Work instructions: Repeat the records exactly. Every line must match.

****************************************

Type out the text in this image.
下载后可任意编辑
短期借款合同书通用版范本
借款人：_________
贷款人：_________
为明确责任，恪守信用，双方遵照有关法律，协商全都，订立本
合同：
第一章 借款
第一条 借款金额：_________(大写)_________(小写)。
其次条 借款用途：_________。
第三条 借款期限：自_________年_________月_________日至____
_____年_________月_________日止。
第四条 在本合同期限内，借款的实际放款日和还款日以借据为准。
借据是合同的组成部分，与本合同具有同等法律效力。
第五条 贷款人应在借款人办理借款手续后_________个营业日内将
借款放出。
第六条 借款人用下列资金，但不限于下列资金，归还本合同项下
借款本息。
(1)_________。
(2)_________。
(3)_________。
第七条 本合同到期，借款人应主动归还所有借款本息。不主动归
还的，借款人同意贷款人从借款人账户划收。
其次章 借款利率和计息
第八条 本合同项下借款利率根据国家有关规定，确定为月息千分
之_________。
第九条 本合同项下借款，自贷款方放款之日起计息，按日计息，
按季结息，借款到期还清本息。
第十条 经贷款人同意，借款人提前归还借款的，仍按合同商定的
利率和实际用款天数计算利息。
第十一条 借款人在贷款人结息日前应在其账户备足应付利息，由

****************************************

Expected output:
Type out the text in this image.
下载后可任意编辑
短期借款合同书通用版范本
借款人：_________
贷款人：_________
为明确责任，恪守信用，双方遵照有关法律，协商全都，订立本
合同：
第一章 借款
第一条 借款金额：_________(大写)_________(小写)。
其次条 借款用途：_________。
第三条 借款期限：自_________年_________月_________日至____
_____年_________月_________日止。
第四条 在本合同期限内，借款的实际放款日和还款日以借据为准。
借据是合同的组成部分，与本合同具有同等法律效力。
第五条 贷款人应在借款人办理借款手续后_________个营业日内将
借款放出。
第六条 借款人用下列资金，但不限于下列资金，归还本合同项下
借款本息。
(1)_________。
(2)_________。
(3)_________。
第七条 本合同到期，借款人应主动归还所有借款本息。不主动归
还的，借款人同意贷款人从借款人账户划收。
其次章 借款利率和计息
第八条 本合同项下借款利率根据国家有关规定，确定为月息千分
之_________。
第九条 本合同项下借款，自贷款方放款之日起计息，按日计息，
按季结息，借款到期还清本息。
第十条 经贷款人同意，借款人提前归还借款的，仍按合同商定的
利率和实际用款天数计算利息。
第十一条 借款人在贷款人结息日前应在其账户备足应付利息，由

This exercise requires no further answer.